### Written instruction:
Each line below should be reproduced without any alteration.

### Input records:
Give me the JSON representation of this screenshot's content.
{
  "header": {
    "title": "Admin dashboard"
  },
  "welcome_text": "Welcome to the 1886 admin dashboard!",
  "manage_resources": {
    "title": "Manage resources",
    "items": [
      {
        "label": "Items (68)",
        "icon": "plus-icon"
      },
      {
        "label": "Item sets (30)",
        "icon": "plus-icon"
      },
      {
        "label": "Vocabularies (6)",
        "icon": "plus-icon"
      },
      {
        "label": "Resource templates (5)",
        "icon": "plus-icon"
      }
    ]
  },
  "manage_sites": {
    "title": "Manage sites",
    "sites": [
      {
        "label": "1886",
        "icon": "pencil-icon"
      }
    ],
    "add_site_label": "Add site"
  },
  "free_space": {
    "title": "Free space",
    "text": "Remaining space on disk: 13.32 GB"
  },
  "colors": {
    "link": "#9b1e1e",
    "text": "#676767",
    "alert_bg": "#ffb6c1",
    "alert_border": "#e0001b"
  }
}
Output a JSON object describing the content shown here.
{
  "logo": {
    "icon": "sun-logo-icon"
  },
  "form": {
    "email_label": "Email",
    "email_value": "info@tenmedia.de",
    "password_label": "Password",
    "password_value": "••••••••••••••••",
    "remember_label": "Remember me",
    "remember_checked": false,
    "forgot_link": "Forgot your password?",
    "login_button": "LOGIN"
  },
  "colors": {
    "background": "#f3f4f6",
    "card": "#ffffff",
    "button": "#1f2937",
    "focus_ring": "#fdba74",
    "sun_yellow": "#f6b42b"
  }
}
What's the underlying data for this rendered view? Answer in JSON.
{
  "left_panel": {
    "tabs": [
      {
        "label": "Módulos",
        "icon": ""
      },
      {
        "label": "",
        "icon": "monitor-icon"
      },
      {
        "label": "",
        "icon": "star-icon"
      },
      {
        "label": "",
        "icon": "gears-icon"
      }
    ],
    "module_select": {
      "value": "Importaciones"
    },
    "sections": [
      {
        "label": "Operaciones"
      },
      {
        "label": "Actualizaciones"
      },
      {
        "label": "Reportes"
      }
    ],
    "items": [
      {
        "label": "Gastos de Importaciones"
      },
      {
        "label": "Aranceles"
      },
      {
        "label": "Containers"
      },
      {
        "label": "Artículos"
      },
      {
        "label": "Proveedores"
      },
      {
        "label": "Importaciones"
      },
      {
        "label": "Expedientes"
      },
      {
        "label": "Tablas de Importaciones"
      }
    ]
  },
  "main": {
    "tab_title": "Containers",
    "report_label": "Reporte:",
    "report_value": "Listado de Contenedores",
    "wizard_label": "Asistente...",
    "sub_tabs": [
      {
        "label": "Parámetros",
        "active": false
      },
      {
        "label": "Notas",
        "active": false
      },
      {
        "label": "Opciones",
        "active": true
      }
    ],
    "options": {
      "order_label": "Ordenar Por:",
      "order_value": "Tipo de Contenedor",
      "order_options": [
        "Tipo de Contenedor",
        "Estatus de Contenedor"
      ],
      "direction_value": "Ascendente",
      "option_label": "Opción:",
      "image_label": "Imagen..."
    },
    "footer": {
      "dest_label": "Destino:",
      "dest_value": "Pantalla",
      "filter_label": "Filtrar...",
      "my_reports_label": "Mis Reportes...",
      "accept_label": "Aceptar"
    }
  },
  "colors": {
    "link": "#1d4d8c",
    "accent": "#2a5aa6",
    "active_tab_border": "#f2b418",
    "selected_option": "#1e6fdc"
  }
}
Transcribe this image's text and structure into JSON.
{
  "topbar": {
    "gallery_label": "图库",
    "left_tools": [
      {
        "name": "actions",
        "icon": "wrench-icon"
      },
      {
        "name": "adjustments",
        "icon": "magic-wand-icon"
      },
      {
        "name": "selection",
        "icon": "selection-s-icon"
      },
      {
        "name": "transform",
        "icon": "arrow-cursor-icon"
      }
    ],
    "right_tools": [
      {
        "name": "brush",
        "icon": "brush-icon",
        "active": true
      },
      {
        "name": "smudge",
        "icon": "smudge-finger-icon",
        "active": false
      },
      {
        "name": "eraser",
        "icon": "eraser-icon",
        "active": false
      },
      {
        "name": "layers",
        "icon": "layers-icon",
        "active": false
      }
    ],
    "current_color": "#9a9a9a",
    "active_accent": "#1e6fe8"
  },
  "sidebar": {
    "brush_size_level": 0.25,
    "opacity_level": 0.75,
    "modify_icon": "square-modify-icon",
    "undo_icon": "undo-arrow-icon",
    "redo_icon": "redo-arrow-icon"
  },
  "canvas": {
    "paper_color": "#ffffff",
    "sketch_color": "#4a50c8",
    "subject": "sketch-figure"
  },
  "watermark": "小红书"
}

### Problem solution:
Give me the JSON representation of this screenshot's content.
{
  "header": {
    "title": "Admin dashboard"
  },
  "welcome_text": "Welcome to the 1886 admin dashboard!",
  "manage_resources": {
    "title": "Manage resources",
    "items": [
      {
        "label": "Items (68)",
        "icon": "plus-icon"
      },
      {
        "label": "Item sets (30)",
        "icon": "plus-icon"
      },
      {
        "label": "Vocabularies (6)",
        "icon": "plus-icon"
      },
      {
        "label": "Resource templates (5)",
        "icon": "plus-icon"
      }
    ]
  },
  "manage_sites": {
    "title": "Manage sites",
    "sites": [
      {
        "label": "1886",
        "icon": "pencil-icon"
      }
    ],
    "add_site_label": "Add site"
  },
  "free_space": {
    "title": "Free space",
    "text": "Remaining space on disk: 13.32 GB"
  },
  "colors": {
    "link": "#9b1e1e",
    "text": "#676767",
    "alert_bg": "#ffb6c1",
    "alert_border": "#e0001b"
  }
}
Output a JSON object describing the content shown here.
{
  "logo": {
    "icon": "sun-logo-icon"
  },
  "form": {
    "email_label": "Email",
    "email_value": "info@tenmedia.de",
    "password_label": "Password",
    "password_value": "••••••••••••••••",
    "remember_label": "Remember me",
    "remember_checked": false,
    "forgot_link": "Forgot your password?",
    "login_button": "LOGIN"
  },
  "colors": {
    "background": "#f3f4f6",
    "card": "#ffffff",
    "button": "#1f2937",
    "focus_ring": "#fdba74",
    "sun_yellow": "#f6b42b"
  }
}
What's the underlying data for this rendered view? Answer in JSON.
{
  "left_panel": {
    "tabs": [
      {
        "label": "Módulos",
        "icon": ""
      },
      {
        "label": "",
        "icon": "monitor-icon"
      },
      {
        "label": "",
        "icon": "star-icon"
      },
      {
        "label": "",
        "icon": "gears-icon"
      }
    ],
    "module_select": {
      "value": "Importaciones"
    },
    "sections": [
      {
        "label": "Operaciones"
      },
      {
        "label": "Actualizaciones"
      },
      {
        "label": "Reportes"
      }
    ],
    "items": [
      {
        "label": "Gastos de Importaciones"
      },
      {
        "label": "Aranceles"
      },
      {
        "label": "Containers"
      },
      {
        "label": "Artículos"
      },
      {
        "label": "Proveedores"
      },
      {
        "label": "Importaciones"
      },
      {
        "label": "Expedientes"
      },
      {
        "label": "Tablas de Importaciones"
      }
    ]
  },
  "main": {
    "tab_title": "Containers",
    "report_label": "Reporte:",
    "report_value": "Listado de Contenedores",
    "wizard_label": "Asistente...",
    "sub_tabs": [
      {
        "label": "Parámetros",
        "active": false
      },
      {
        "label": "Notas",
        "active": false
      },
      {
        "label": "Opciones",
        "active": true
      }
    ],
    "options": {
      "order_label": "Ordenar Por:",
      "order_value": "Tipo de Contenedor",
      "order_options": [
        "Tipo de Contenedor",
        "Estatus de Contenedor"
      ],
      "direction_value": "Ascendente",
      "option_label": "Opción:",
      "image_label": "Imagen..."
    },
    "footer": {
      "dest_label": "Destino:",
      "dest_value": "Pantalla",
      "filter_label": "Filtrar...",
      "my_reports_label": "Mis Reportes...",
      "accept_label": "Aceptar"
    }
  },
  "colors": {
    "link": "#1d4d8c",
    "accent": "#2a5aa6",
    "active_tab_border": "#f2b418",
    "selected_option": "#1e6fdc"
  }
}
Transcribe this image's text and structure into JSON.
{
  "topbar": {
    "gallery_label": "图库",
    "left_tools": [
      {
        "name": "actions",
        "icon": "wrench-icon"
      },
      {
        "name": "adjustments",
        "icon": "magic-wand-icon"
      },
      {
        "name": "selection",
        "icon": "selection-s-icon"
      },
      {
        "name": "transform",
        "icon": "arrow-cursor-icon"
      }
    ],
    "right_tools": [
      {
        "name": "brush",
        "icon": "brush-icon",
        "active": true
      },
      {
        "name": "smudge",
        "icon": "smudge-finger-icon",
        "active": false
      },
      {
        "name": "eraser",
        "icon": "eraser-icon",
        "active": false
      },
      {
        "name": "layers",
        "icon": "layers-icon",
        "active": false
      }
    ],
    "current_color": "#9a9a9a",
    "active_accent": "#1e6fe8"
  },
  "sidebar": {
    "brush_size_level": 0.25,
    "opacity_level": 0.75,
    "modify_icon": "square-modify-icon",
    "undo_icon": "undo-arrow-icon",
    "redo_icon": "redo-arrow-icon"
  },
  "canvas": {
    "paper_color": "#ffffff",
    "sketch_color": "#4a50c8",
    "subject": "sketch-figure"
  },
  "watermark": "小红书"
}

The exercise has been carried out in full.